### WHAT YOU NEED TO DO
Read through the data and report every line in which the word "Unknown" occurs.

-- START --

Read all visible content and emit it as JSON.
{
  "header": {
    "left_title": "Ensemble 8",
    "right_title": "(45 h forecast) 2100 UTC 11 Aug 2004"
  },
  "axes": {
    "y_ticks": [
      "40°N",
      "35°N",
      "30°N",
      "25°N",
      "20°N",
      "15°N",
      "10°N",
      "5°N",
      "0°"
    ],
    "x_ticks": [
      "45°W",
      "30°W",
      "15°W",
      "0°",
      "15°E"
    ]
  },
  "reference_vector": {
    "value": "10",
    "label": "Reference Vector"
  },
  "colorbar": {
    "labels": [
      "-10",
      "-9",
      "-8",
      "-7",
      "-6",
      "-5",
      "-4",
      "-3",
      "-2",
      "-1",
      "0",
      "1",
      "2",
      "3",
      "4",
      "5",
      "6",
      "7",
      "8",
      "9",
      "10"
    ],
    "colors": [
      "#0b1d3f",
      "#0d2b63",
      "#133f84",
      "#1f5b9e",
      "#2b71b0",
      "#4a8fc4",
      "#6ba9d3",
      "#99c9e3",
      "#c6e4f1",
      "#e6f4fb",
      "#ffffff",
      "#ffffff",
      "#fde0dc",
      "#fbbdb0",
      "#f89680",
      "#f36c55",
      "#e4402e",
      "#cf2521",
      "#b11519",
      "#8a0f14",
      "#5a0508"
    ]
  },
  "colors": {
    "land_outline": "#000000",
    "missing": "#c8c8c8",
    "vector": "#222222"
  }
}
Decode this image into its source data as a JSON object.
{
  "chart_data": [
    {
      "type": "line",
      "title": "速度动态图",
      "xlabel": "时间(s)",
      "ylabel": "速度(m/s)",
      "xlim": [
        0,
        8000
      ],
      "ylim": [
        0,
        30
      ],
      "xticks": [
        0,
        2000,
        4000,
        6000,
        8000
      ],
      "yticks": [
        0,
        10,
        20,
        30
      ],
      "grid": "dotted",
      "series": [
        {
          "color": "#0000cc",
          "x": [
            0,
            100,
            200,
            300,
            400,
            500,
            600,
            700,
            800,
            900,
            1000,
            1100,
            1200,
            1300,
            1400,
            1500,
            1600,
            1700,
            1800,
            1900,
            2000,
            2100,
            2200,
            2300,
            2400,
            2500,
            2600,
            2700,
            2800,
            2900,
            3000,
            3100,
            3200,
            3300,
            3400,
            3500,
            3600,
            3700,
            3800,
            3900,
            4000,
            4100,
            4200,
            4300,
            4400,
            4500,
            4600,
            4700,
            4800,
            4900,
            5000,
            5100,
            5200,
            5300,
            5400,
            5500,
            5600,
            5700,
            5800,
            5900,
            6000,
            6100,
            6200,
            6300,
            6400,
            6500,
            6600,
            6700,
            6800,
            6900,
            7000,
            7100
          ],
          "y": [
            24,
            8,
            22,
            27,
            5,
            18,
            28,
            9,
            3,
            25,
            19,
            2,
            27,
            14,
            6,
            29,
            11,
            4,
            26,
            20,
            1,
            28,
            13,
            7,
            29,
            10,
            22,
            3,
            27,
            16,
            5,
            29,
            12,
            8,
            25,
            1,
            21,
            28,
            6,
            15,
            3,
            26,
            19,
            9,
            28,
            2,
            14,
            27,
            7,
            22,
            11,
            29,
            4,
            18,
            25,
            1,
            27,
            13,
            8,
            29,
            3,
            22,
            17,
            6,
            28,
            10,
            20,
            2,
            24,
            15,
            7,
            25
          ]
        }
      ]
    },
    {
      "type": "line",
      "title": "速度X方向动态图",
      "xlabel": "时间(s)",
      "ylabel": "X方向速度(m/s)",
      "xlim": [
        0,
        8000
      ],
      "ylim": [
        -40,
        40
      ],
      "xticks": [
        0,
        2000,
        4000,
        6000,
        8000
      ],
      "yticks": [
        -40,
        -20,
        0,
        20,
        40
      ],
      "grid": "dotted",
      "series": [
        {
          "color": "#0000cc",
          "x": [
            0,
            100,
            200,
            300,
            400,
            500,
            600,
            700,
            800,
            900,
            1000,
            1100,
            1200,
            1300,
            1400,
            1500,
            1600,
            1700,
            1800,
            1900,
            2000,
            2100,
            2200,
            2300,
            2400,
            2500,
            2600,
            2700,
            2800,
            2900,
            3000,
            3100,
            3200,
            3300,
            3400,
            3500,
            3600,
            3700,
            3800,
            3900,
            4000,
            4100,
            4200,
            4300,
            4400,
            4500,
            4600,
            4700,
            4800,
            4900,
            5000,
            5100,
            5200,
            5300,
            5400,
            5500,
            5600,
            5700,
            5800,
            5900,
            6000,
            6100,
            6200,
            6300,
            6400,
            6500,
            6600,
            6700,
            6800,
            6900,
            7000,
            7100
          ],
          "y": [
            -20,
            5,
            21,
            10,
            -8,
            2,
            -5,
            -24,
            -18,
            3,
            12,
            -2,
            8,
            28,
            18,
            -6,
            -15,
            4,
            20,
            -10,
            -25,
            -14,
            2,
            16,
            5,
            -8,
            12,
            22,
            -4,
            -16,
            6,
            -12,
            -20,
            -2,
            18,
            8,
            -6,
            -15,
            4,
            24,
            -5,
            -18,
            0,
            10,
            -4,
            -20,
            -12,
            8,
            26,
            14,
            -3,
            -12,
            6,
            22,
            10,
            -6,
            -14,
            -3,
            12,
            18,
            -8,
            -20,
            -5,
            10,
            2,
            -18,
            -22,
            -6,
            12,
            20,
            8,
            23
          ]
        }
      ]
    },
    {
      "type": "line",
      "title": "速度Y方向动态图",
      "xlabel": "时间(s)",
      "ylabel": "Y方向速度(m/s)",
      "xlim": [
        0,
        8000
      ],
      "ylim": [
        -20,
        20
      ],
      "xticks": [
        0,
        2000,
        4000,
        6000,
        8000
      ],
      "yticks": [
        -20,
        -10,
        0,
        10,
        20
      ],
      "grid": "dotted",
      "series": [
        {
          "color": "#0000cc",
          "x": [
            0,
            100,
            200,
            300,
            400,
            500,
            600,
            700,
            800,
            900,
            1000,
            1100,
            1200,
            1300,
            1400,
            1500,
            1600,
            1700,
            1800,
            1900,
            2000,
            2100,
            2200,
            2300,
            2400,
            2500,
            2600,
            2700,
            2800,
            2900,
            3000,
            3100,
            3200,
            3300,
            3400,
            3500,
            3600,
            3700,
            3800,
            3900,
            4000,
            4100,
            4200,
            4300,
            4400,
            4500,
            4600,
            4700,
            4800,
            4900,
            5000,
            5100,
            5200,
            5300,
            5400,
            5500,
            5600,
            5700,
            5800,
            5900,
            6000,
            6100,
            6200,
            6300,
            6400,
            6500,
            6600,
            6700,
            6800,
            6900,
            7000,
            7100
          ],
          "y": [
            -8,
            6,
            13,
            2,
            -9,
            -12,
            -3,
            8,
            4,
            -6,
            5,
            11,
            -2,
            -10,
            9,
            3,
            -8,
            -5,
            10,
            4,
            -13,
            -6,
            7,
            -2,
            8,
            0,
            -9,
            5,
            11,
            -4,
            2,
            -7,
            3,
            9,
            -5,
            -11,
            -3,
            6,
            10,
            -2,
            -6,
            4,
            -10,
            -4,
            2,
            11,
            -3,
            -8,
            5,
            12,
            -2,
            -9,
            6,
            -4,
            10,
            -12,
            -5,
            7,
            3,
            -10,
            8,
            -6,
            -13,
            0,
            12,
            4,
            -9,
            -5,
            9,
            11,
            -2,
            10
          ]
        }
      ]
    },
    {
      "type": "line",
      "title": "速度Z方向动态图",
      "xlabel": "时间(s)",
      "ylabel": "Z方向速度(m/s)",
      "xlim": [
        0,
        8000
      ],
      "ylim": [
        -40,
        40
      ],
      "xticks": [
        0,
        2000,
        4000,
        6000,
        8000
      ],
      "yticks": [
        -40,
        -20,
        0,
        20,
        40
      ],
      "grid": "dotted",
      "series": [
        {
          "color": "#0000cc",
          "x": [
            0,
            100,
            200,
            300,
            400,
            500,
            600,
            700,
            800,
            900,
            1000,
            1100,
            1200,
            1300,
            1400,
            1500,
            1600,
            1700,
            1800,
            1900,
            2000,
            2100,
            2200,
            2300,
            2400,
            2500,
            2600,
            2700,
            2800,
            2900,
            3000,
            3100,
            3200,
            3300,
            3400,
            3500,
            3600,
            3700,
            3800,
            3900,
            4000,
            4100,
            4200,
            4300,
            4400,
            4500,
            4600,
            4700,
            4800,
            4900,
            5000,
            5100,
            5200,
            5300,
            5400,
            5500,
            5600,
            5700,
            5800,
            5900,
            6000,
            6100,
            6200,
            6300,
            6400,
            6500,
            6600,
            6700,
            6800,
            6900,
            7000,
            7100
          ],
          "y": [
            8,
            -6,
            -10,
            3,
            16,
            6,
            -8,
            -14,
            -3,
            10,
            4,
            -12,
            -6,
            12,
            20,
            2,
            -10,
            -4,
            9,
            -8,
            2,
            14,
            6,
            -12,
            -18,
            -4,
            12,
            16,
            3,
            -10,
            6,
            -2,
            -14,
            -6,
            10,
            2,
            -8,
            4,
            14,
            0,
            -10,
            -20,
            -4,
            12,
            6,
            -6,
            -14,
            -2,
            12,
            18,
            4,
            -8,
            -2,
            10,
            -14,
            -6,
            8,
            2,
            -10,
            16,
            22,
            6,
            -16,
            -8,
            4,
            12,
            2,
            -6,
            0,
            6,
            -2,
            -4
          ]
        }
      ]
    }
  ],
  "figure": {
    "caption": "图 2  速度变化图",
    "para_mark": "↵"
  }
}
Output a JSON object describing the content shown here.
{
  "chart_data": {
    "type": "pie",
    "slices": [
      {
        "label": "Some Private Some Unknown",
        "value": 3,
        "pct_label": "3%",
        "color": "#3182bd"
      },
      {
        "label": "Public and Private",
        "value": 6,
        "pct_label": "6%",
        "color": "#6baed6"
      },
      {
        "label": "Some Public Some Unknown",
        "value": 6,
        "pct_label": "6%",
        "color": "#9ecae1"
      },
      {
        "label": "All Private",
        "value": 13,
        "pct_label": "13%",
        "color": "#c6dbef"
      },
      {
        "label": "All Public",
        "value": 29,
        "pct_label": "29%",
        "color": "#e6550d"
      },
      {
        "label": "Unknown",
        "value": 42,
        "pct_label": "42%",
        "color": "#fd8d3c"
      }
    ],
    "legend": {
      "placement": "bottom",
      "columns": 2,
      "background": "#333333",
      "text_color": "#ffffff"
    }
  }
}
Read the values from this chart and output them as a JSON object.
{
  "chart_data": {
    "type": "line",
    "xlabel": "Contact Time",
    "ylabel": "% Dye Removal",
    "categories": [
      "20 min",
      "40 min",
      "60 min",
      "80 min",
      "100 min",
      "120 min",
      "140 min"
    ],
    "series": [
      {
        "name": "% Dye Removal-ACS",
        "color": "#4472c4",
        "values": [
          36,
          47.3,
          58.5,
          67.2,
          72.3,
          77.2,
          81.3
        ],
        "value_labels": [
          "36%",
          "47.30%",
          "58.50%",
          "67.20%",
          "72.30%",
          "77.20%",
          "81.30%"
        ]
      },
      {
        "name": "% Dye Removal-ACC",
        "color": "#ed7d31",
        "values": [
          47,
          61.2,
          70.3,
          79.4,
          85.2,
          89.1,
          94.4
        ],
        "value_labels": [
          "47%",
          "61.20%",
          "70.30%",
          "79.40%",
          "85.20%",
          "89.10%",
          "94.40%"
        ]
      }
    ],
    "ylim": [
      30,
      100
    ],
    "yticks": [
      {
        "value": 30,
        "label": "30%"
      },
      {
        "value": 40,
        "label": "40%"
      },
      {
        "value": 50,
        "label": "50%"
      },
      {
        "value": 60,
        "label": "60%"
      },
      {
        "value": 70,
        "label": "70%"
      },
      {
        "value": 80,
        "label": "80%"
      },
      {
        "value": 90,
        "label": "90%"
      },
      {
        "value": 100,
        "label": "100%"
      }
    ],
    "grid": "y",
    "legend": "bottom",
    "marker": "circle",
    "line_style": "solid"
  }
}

-- END --

### CORRECT ANSWER
        "label": "Some Private Some Unknown",
        "label": "Some Public Some Unknown",
        "label": "Unknown",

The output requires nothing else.